Task to complete -
In the material below, find each line holding the string "deadlydragons" and copy it.

(Stored entries)
▶

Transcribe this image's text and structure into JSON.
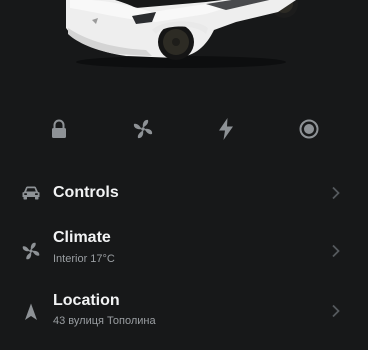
{
  "car": {
    "icon": "car-illustration",
    "body_color": "#f1f1f1"
  },
  "quick_actions": [
    {
      "icon": "lock-icon"
    },
    {
      "icon": "fan-icon"
    },
    {
      "icon": "lightning-icon"
    },
    {
      "icon": "record-icon"
    }
  ],
  "menu": {
    "controls": {
      "label": "Controls",
      "icon": "car-icon"
    },
    "climate": {
      "label": "Climate",
      "sub": "Interior 17°C",
      "icon": "fan-icon"
    },
    "location": {
      "label": "Location",
      "sub": "43 вулиця Тополина",
      "icon": "location-arrow-icon"
    }
  },
  "colors": {
    "background": "#171819",
    "icon": "#8e9296",
    "text": "#f2f3f4",
    "subtext": "#9a9ea2"
  }
}
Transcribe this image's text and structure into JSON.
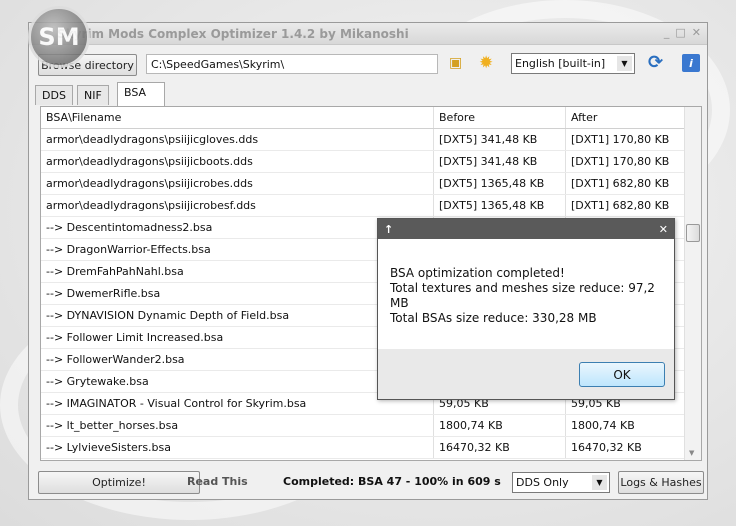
{
  "window": {
    "title": "Skyrim Mods Complex Optimizer 1.4.2 by Mikanoshi",
    "logo_text": "SM"
  },
  "toolbar": {
    "browse_label": "Browse directory",
    "path": "C:\\SpeedGames\\Skyrim\\",
    "language": "English [built-in]"
  },
  "tabs": [
    {
      "label": "DDS"
    },
    {
      "label": "NIF"
    },
    {
      "label": "BSA"
    }
  ],
  "table": {
    "columns": [
      "BSA\\Filename",
      "Before",
      "After"
    ],
    "rows": [
      [
        "armor\\deadlydragons\\psiijicgloves.dds",
        "[DXT5] 341,48 KB",
        "[DXT1] 170,80 KB"
      ],
      [
        "armor\\deadlydragons\\psiijicboots.dds",
        "[DXT5] 341,48 KB",
        "[DXT1] 170,80 KB"
      ],
      [
        "armor\\deadlydragons\\psiijicrobes.dds",
        "[DXT5] 1365,48 KB",
        "[DXT1] 682,80 KB"
      ],
      [
        "armor\\deadlydragons\\psiijicrobesf.dds",
        "[DXT5] 1365,48 KB",
        "[DXT1] 682,80 KB"
      ],
      [
        "--> Descentintomadness2.bsa",
        "",
        ""
      ],
      [
        "--> DragonWarrior-Effects.bsa",
        "",
        ""
      ],
      [
        "--> DremFahPahNahl.bsa",
        "",
        ""
      ],
      [
        "--> DwemerRifle.bsa",
        "",
        ""
      ],
      [
        "--> DYNAVISION Dynamic Depth of Field.bsa",
        "",
        ""
      ],
      [
        "--> Follower Limit Increased.bsa",
        "",
        ""
      ],
      [
        "--> FollowerWander2.bsa",
        "",
        ""
      ],
      [
        "--> Grytewake.bsa",
        "",
        ""
      ],
      [
        "--> IMAGINATOR - Visual Control for Skyrim.bsa",
        "59,05 KB",
        "59,05 KB"
      ],
      [
        "--> lt_better_horses.bsa",
        "1800,74 KB",
        "1800,74 KB"
      ],
      [
        "--> LylvieveSisters.bsa",
        "16470,32 KB",
        "16470,32 KB"
      ]
    ]
  },
  "dialog": {
    "lines": [
      "BSA optimization completed!",
      "Total textures and meshes size reduce: 97,2 MB",
      "Total BSAs size reduce: 330,28 MB"
    ],
    "ok_label": "OK"
  },
  "bottom": {
    "optimize_label": "Optimize!",
    "read_this": "Read This",
    "status": "Completed: BSA 47 - 100% in 609 s",
    "mode": "DDS Only",
    "logs_label": "Logs & Hashes"
  }
}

◀

Solved exercise -
        "armor\\deadlydragons\\psiijicgloves.dds",
        "armor\\deadlydragons\\psiijicboots.dds",
        "armor\\deadlydragons\\psiijicrobes.dds",
        "armor\\deadlydragons\\psiijicrobesf.dds",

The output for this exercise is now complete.